[Stored data]
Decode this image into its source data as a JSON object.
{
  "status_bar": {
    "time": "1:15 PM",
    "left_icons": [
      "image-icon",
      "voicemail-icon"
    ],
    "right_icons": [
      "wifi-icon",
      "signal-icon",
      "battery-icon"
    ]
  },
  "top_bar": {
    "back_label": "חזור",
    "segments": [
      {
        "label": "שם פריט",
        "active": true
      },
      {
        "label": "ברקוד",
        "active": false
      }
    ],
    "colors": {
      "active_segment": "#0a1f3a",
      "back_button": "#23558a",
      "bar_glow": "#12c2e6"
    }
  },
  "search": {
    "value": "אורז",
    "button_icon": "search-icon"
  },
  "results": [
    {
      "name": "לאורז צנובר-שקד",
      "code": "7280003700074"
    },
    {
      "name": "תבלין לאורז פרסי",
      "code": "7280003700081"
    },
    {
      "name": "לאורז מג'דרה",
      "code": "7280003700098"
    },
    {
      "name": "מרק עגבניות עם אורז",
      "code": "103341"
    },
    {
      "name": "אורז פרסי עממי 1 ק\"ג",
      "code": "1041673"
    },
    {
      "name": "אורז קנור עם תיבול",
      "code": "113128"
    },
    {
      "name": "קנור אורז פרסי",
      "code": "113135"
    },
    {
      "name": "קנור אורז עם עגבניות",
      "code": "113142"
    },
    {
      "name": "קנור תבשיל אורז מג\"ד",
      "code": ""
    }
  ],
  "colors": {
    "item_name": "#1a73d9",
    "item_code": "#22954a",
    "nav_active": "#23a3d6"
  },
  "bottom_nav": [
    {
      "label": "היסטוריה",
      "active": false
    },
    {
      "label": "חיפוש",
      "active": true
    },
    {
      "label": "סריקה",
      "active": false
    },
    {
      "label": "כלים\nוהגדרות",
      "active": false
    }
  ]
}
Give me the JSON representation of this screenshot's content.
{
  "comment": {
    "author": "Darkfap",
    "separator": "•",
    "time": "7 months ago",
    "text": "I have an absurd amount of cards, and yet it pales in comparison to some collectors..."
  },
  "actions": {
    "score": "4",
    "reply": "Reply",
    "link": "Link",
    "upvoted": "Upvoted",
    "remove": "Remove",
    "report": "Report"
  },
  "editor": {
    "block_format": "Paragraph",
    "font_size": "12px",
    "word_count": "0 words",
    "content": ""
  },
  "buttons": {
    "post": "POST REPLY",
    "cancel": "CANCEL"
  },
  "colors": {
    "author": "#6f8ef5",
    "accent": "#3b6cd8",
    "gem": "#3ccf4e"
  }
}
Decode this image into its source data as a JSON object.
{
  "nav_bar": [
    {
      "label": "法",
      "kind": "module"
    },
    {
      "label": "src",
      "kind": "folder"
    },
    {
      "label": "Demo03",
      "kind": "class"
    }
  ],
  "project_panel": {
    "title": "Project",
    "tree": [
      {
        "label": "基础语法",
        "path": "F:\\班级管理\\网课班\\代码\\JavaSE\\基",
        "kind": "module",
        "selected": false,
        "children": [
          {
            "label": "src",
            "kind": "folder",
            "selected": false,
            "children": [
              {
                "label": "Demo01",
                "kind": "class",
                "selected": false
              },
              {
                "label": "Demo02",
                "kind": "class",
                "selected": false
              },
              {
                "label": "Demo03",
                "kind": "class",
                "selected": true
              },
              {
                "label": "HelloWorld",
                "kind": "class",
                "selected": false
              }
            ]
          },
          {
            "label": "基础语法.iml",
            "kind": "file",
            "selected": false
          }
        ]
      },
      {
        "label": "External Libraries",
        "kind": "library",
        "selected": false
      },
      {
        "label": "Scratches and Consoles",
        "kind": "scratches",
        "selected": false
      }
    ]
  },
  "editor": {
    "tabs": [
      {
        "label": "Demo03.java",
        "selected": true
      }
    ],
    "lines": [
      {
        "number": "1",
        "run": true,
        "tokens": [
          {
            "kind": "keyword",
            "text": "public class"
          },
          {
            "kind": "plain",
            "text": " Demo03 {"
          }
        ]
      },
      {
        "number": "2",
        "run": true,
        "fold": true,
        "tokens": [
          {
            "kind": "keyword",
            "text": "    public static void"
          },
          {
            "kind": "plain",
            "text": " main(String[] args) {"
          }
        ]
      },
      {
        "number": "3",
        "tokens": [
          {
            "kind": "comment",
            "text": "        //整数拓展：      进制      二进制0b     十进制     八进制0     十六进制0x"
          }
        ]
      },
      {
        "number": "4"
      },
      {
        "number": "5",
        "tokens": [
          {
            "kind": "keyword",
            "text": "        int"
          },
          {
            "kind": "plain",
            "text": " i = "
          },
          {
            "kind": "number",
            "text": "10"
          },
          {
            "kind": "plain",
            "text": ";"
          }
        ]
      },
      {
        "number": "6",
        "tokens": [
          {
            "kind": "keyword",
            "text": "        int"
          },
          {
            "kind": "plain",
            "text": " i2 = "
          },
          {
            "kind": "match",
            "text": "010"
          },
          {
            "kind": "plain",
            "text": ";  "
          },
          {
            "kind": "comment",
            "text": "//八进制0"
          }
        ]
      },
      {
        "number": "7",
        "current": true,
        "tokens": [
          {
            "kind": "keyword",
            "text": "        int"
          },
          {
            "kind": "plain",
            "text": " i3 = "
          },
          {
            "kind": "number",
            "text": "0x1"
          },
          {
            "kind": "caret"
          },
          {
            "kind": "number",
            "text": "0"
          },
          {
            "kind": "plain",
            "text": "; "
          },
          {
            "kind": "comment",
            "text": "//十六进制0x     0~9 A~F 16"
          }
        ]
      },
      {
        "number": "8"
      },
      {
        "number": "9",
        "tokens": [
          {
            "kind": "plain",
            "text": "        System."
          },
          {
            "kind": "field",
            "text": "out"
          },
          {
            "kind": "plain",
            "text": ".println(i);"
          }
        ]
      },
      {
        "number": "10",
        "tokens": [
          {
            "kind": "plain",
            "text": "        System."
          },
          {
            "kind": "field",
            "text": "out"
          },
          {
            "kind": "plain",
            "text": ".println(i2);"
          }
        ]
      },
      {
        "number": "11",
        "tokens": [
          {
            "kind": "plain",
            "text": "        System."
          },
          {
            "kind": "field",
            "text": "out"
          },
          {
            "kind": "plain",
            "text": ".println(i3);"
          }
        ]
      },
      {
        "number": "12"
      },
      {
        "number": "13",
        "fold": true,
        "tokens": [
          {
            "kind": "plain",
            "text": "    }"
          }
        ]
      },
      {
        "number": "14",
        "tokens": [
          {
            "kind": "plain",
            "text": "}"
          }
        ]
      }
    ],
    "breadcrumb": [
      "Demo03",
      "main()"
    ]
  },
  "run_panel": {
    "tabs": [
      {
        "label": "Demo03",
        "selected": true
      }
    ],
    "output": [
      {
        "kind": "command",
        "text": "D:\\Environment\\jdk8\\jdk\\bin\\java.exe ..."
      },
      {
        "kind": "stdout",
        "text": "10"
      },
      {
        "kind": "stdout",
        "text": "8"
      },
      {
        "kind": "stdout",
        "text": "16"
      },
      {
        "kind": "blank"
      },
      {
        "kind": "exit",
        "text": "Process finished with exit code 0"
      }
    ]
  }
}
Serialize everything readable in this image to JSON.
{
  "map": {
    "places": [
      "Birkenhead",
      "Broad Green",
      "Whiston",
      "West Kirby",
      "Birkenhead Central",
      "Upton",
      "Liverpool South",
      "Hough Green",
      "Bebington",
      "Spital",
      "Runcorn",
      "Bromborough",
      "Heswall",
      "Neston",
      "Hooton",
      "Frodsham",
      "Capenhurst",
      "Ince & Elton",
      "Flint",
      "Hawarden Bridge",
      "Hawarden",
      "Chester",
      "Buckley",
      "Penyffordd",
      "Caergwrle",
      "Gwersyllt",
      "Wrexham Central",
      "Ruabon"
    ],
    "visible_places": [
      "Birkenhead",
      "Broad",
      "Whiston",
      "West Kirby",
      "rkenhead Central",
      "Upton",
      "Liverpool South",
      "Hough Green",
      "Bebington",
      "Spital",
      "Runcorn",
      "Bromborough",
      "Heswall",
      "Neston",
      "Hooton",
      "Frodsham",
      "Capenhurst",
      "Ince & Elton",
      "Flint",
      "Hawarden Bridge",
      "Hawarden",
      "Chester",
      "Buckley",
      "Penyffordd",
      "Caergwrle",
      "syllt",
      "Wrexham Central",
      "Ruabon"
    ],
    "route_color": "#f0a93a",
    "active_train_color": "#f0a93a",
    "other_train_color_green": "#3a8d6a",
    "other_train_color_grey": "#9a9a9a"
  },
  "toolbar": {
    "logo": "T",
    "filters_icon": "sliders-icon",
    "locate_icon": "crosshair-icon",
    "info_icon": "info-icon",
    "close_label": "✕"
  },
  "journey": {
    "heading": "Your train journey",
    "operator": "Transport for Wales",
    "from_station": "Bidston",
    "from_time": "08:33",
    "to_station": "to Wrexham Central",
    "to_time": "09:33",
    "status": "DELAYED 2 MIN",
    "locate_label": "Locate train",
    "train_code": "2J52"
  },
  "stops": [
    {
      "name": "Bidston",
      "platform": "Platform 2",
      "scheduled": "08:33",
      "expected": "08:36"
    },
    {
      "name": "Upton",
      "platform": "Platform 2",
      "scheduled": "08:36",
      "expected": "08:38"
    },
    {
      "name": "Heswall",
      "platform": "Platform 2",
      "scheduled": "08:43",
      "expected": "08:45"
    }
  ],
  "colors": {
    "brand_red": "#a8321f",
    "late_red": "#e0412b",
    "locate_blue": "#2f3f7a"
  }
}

§ **Task directions**
Extract, from the listing above, every line where the string "true" occurs.

§ **Finished answer**
        "active": true
      "active": true
                "selected": true
        "selected": true
        "run": true,
        "run": true,
        "fold": true,
        "current": true,
        "fold": true,
        "selected": true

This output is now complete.